| Request |
Reproduce the complete listing without any deviation.

| Stored records |
____________
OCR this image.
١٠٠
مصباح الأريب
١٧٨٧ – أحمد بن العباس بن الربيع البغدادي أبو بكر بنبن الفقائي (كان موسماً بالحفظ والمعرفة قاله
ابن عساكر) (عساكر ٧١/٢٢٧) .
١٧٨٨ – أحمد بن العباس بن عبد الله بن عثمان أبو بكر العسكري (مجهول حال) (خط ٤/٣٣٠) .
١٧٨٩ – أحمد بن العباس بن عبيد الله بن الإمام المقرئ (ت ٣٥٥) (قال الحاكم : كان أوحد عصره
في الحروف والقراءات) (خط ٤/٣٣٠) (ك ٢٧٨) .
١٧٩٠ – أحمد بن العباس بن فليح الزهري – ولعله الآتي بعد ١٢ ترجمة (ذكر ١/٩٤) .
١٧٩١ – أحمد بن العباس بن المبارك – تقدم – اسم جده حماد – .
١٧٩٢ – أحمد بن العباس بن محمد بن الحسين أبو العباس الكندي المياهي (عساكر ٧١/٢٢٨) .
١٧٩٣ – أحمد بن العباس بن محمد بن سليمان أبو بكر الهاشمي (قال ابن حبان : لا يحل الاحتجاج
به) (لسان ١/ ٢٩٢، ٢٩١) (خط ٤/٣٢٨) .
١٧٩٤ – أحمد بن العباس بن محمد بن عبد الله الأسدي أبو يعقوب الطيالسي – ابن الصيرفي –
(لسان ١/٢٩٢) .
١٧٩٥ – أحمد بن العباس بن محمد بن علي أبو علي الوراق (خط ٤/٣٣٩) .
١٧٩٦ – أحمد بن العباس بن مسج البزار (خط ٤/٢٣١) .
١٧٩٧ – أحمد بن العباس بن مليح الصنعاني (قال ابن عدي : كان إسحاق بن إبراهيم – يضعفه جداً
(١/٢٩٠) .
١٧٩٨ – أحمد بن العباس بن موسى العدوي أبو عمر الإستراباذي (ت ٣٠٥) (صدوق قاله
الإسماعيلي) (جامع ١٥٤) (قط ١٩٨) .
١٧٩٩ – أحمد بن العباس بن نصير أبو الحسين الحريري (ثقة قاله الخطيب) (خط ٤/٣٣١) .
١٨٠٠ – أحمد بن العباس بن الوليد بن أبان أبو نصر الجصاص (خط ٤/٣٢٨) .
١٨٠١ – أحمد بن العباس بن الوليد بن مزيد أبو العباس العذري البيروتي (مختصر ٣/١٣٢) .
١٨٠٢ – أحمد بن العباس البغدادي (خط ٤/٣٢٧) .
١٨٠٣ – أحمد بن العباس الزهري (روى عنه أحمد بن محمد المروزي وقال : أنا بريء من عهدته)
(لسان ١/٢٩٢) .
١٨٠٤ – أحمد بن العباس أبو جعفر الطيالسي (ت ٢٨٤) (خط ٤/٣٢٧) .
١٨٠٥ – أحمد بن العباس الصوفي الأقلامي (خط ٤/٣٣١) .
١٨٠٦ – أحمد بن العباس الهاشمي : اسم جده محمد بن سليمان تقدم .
____________
| Answer to the task |
OCR this image.
١٠٠
مصباح الأريب
١٧٨٧ – أحمد بن العباس بن الربيع البغدادي أبو بكر بنبن الفقائي (كان موسماً بالحفظ والمعرفة قاله
ابن عساكر) (عساكر ٧١/٢٢٧) .
١٧٨٨ – أحمد بن العباس بن عبد الله بن عثمان أبو بكر العسكري (مجهول حال) (خط ٤/٣٣٠) .
١٧٨٩ – أحمد بن العباس بن عبيد الله بن الإمام المقرئ (ت ٣٥٥) (قال الحاكم : كان أوحد عصره
في الحروف والقراءات) (خط ٤/٣٣٠) (ك ٢٧٨) .
١٧٩٠ – أحمد بن العباس بن فليح الزهري – ولعله الآتي بعد ١٢ ترجمة (ذكر ١/٩٤) .
١٧٩١ – أحمد بن العباس بن المبارك – تقدم – اسم جده حماد – .
١٧٩٢ – أحمد بن العباس بن محمد بن الحسين أبو العباس الكندي المياهي (عساكر ٧١/٢٢٨) .
١٧٩٣ – أحمد بن العباس بن محمد بن سليمان أبو بكر الهاشمي (قال ابن حبان : لا يحل الاحتجاج
به) (لسان ١/ ٢٩٢، ٢٩١) (خط ٤/٣٢٨) .
١٧٩٤ – أحمد بن العباس بن محمد بن عبد الله الأسدي أبو يعقوب الطيالسي – ابن الصيرفي –
(لسان ١/٢٩٢) .
١٧٩٥ – أحمد بن العباس بن محمد بن علي أبو علي الوراق (خط ٤/٣٣٩) .
١٧٩٦ – أحمد بن العباس بن مسج البزار (خط ٤/٢٣١) .
١٧٩٧ – أحمد بن العباس بن مليح الصنعاني (قال ابن عدي : كان إسحاق بن إبراهيم – يضعفه جداً
(١/٢٩٠) .
١٧٩٨ – أحمد بن العباس بن موسى العدوي أبو عمر الإستراباذي (ت ٣٠٥) (صدوق قاله
الإسماعيلي) (جامع ١٥٤) (قط ١٩٨) .
١٧٩٩ – أحمد بن العباس بن نصير أبو الحسين الحريري (ثقة قاله الخطيب) (خط ٤/٣٣١) .
١٨٠٠ – أحمد بن العباس بن الوليد بن أبان أبو نصر الجصاص (خط ٤/٣٢٨) .
١٨٠١ – أحمد بن العباس بن الوليد بن مزيد أبو العباس العذري البيروتي (مختصر ٣/١٣٢) .
١٨٠٢ – أحمد بن العباس البغدادي (خط ٤/٣٢٧) .
١٨٠٣ – أحمد بن العباس الزهري (روى عنه أحمد بن محمد المروزي وقال : أنا بريء من عهدته)
(لسان ١/٢٩٢) .
١٨٠٤ – أحمد بن العباس أبو جعفر الطيالسي (ت ٢٨٤) (خط ٤/٣٢٧) .
١٨٠٥ – أحمد بن العباس الصوفي الأقلامي (خط ٤/٣٣١) .
١٨٠٦ – أحمد بن العباس الهاشمي : اسم جده محمد بن سليمان تقدم .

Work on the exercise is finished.